* [Aim of the exercise]: Output all of the records exactly as written.
═══ Records to process
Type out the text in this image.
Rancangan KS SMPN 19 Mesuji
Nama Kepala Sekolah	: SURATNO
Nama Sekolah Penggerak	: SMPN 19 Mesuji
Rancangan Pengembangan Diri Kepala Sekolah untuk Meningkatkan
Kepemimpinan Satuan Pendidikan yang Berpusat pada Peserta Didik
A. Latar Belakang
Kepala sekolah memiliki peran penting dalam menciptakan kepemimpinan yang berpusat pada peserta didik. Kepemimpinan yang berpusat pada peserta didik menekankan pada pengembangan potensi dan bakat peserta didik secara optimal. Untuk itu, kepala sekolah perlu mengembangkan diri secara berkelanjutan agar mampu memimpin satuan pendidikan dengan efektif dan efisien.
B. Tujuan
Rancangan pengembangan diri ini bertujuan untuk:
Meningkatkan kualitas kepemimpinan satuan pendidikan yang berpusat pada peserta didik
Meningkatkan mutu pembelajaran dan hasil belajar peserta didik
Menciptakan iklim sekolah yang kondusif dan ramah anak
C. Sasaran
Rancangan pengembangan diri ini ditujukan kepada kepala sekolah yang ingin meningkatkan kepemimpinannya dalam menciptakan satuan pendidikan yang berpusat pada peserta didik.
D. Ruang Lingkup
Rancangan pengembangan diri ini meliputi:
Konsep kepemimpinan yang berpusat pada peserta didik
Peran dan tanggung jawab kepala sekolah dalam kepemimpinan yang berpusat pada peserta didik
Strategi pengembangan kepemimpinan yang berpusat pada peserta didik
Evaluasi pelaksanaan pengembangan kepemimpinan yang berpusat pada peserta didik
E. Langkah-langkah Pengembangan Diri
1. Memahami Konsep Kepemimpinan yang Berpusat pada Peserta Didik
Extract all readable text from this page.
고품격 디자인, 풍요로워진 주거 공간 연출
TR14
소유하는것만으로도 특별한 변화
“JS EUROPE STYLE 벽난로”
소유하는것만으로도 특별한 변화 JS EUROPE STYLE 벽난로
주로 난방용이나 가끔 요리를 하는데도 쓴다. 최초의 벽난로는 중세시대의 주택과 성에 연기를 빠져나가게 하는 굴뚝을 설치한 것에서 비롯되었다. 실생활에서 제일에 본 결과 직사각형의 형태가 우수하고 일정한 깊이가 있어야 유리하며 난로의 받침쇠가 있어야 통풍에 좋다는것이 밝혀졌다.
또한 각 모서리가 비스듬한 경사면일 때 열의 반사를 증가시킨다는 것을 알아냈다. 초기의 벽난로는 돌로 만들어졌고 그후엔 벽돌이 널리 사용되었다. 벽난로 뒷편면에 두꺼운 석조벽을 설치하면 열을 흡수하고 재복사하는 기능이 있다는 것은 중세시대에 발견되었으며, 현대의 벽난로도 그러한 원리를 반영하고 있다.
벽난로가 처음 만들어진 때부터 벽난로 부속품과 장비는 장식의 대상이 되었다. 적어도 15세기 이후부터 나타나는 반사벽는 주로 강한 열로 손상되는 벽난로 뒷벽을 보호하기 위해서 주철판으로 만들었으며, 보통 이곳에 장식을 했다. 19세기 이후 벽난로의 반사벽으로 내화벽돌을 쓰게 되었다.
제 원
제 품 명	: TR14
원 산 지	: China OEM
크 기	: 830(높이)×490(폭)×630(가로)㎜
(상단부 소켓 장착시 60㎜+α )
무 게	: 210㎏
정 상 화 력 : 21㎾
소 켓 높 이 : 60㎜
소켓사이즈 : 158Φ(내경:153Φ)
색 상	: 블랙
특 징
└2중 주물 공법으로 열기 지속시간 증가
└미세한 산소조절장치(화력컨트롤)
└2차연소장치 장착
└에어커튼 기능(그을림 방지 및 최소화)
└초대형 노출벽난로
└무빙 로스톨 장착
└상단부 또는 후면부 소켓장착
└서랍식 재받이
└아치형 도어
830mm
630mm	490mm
══════
* [Exercise response]:
Type out the text in this image.
Rancangan KS SMPN 19 Mesuji
Nama Kepala Sekolah	: SURATNO
Nama Sekolah Penggerak	: SMPN 19 Mesuji
Rancangan Pengembangan Diri Kepala Sekolah untuk Meningkatkan
Kepemimpinan Satuan Pendidikan yang Berpusat pada Peserta Didik
A. Latar Belakang
Kepala sekolah memiliki peran penting dalam menciptakan kepemimpinan yang berpusat pada peserta didik. Kepemimpinan yang berpusat pada peserta didik menekankan pada pengembangan potensi dan bakat peserta didik secara optimal. Untuk itu, kepala sekolah perlu mengembangkan diri secara berkelanjutan agar mampu memimpin satuan pendidikan dengan efektif dan efisien.
B. Tujuan
Rancangan pengembangan diri ini bertujuan untuk:
Meningkatkan kualitas kepemimpinan satuan pendidikan yang berpusat pada peserta didik
Meningkatkan mutu pembelajaran dan hasil belajar peserta didik
Menciptakan iklim sekolah yang kondusif dan ramah anak
C. Sasaran
Rancangan pengembangan diri ini ditujukan kepada kepala sekolah yang ingin meningkatkan kepemimpinannya dalam menciptakan satuan pendidikan yang berpusat pada peserta didik.
D. Ruang Lingkup
Rancangan pengembangan diri ini meliputi:
Konsep kepemimpinan yang berpusat pada peserta didik
Peran dan tanggung jawab kepala sekolah dalam kepemimpinan yang berpusat pada peserta didik
Strategi pengembangan kepemimpinan yang berpusat pada peserta didik
Evaluasi pelaksanaan pengembangan kepemimpinan yang berpusat pada peserta didik
E. Langkah-langkah Pengembangan Diri
1. Memahami Konsep Kepemimpinan yang Berpusat pada Peserta Didik
Extract all readable text from this page.
고품격 디자인, 풍요로워진 주거 공간 연출
TR14
소유하는것만으로도 특별한 변화
“JS EUROPE STYLE 벽난로”
소유하는것만으로도 특별한 변화 JS EUROPE STYLE 벽난로
주로 난방용이나 가끔 요리를 하는데도 쓴다. 최초의 벽난로는 중세시대의 주택과 성에 연기를 빠져나가게 하는 굴뚝을 설치한 것에서 비롯되었다. 실생활에서 제일에 본 결과 직사각형의 형태가 우수하고 일정한 깊이가 있어야 유리하며 난로의 받침쇠가 있어야 통풍에 좋다는것이 밝혀졌다.
또한 각 모서리가 비스듬한 경사면일 때 열의 반사를 증가시킨다는 것을 알아냈다. 초기의 벽난로는 돌로 만들어졌고 그후엔 벽돌이 널리 사용되었다. 벽난로 뒷편면에 두꺼운 석조벽을 설치하면 열을 흡수하고 재복사하는 기능이 있다는 것은 중세시대에 발견되었으며, 현대의 벽난로도 그러한 원리를 반영하고 있다.
벽난로가 처음 만들어진 때부터 벽난로 부속품과 장비는 장식의 대상이 되었다. 적어도 15세기 이후부터 나타나는 반사벽는 주로 강한 열로 손상되는 벽난로 뒷벽을 보호하기 위해서 주철판으로 만들었으며, 보통 이곳에 장식을 했다. 19세기 이후 벽난로의 반사벽으로 내화벽돌을 쓰게 되었다.
제 원
제 품 명	: TR14
원 산 지	: China OEM
크 기	: 830(높이)×490(폭)×630(가로)㎜
(상단부 소켓 장착시 60㎜+α )
무 게	: 210㎏
정 상 화 력 : 21㎾
소 켓 높 이 : 60㎜
소켓사이즈 : 158Φ(내경:153Φ)
색 상	: 블랙
특 징
└2중 주물 공법으로 열기 지속시간 증가
└미세한 산소조절장치(화력컨트롤)
└2차연소장치 장착
└에어커튼 기능(그을림 방지 및 최소화)
└초대형 노출벽난로
└무빙 로스톨 장착
└상단부 또는 후면부 소켓장착
└서랍식 재받이
└아치형 도어
830mm
630mm	490mm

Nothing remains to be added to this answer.